> **WHAT THE TASK REQUIRES**: Each entry below is to be printed verbatim.

+++

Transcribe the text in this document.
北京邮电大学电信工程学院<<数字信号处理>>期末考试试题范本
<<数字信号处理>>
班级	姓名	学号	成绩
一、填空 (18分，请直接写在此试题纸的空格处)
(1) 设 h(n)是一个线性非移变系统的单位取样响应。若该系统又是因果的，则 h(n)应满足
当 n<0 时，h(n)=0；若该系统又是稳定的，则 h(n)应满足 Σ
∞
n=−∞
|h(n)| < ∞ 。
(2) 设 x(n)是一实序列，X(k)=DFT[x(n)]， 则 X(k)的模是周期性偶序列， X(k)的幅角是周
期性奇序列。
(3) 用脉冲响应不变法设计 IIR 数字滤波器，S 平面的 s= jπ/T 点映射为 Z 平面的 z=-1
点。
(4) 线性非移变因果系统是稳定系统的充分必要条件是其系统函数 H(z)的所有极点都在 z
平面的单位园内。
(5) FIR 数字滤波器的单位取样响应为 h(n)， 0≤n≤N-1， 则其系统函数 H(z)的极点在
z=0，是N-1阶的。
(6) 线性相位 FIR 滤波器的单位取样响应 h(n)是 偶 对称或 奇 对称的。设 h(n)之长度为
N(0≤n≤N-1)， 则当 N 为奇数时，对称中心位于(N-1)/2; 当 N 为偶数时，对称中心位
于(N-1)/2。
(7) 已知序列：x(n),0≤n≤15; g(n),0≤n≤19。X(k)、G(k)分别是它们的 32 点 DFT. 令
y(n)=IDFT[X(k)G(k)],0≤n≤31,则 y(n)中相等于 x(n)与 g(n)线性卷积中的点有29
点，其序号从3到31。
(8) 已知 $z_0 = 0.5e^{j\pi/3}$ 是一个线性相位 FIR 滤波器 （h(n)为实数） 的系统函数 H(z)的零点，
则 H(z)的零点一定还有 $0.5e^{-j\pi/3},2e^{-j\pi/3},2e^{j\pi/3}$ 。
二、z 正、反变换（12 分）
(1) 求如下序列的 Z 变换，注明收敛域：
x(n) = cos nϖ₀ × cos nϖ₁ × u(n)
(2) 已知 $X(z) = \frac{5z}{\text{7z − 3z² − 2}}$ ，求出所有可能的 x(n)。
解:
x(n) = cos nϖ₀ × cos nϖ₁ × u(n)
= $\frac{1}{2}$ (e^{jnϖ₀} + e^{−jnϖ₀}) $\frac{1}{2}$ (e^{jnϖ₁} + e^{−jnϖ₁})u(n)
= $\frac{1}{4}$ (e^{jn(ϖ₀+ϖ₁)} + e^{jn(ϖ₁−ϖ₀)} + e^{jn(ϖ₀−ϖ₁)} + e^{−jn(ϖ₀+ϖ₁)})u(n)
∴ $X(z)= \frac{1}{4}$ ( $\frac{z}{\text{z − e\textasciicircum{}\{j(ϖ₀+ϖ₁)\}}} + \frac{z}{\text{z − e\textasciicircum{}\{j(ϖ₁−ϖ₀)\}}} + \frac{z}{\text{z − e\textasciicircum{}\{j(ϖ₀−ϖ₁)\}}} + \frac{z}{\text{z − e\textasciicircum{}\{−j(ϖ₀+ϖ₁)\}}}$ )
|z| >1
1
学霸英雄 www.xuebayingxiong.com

+++

> **WRITTEN ANSWER**:
Transcribe the text in this document.
北京邮电大学电信工程学院<<数字信号处理>>期末考试试题范本
<<数字信号处理>>
班级	姓名	学号	成绩
一、填空 (18分，请直接写在此试题纸的空格处)
(1) 设 h(n)是一个线性非移变系统的单位取样响应。若该系统又是因果的，则 h(n)应满足
当 n<0 时，h(n)=0；若该系统又是稳定的，则 h(n)应满足 Σ
∞
n=−∞
|h(n)| < ∞ 。
(2) 设 x(n)是一实序列，X(k)=DFT[x(n)]， 则 X(k)的模是周期性偶序列， X(k)的幅角是周
期性奇序列。
(3) 用脉冲响应不变法设计 IIR 数字滤波器，S 平面的 s= jπ/T 点映射为 Z 平面的 z=-1
点。
(4) 线性非移变因果系统是稳定系统的充分必要条件是其系统函数 H(z)的所有极点都在 z
平面的单位园内。
(5) FIR 数字滤波器的单位取样响应为 h(n)， 0≤n≤N-1， 则其系统函数 H(z)的极点在
z=0，是N-1阶的。
(6) 线性相位 FIR 滤波器的单位取样响应 h(n)是 偶 对称或 奇 对称的。设 h(n)之长度为
N(0≤n≤N-1)， 则当 N 为奇数时，对称中心位于(N-1)/2; 当 N 为偶数时，对称中心位
于(N-1)/2。
(7) 已知序列：x(n),0≤n≤15; g(n),0≤n≤19。X(k)、G(k)分别是它们的 32 点 DFT. 令
y(n)=IDFT[X(k)G(k)],0≤n≤31,则 y(n)中相等于 x(n)与 g(n)线性卷积中的点有29
点，其序号从3到31。
(8) 已知 $z_0 = 0.5e^{j\pi/3}$ 是一个线性相位 FIR 滤波器 （h(n)为实数） 的系统函数 H(z)的零点，
则 H(z)的零点一定还有 $0.5e^{-j\pi/3},2e^{-j\pi/3},2e^{j\pi/3}$ 。
二、z 正、反变换（12 分）
(1) 求如下序列的 Z 变换，注明收敛域：
x(n) = cos nϖ₀ × cos nϖ₁ × u(n)
(2) 已知 $X(z) = \frac{5z}{\text{7z − 3z² − 2}}$ ，求出所有可能的 x(n)。
解:
x(n) = cos nϖ₀ × cos nϖ₁ × u(n)
= $\frac{1}{2}$ (e^{jnϖ₀} + e^{−jnϖ₀}) $\frac{1}{2}$ (e^{jnϖ₁} + e^{−jnϖ₁})u(n)
= $\frac{1}{4}$ (e^{jn(ϖ₀+ϖ₁)} + e^{jn(ϖ₁−ϖ₀)} + e^{jn(ϖ₀−ϖ₁)} + e^{−jn(ϖ₀+ϖ₁)})u(n)
∴ $X(z)= \frac{1}{4}$ ( $\frac{z}{\text{z − e\textasciicircum{}\{j(ϖ₀+ϖ₁)\}}} + \frac{z}{\text{z − e\textasciicircum{}\{j(ϖ₁−ϖ₀)\}}} + \frac{z}{\text{z − e\textasciicircum{}\{j(ϖ₀−ϖ₁)\}}} + \frac{z}{\text{z − e\textasciicircum{}\{−j(ϖ₀+ϖ₁)\}}}$ )
|z| >1
1
学霸英雄 www.xuebayingxiong.com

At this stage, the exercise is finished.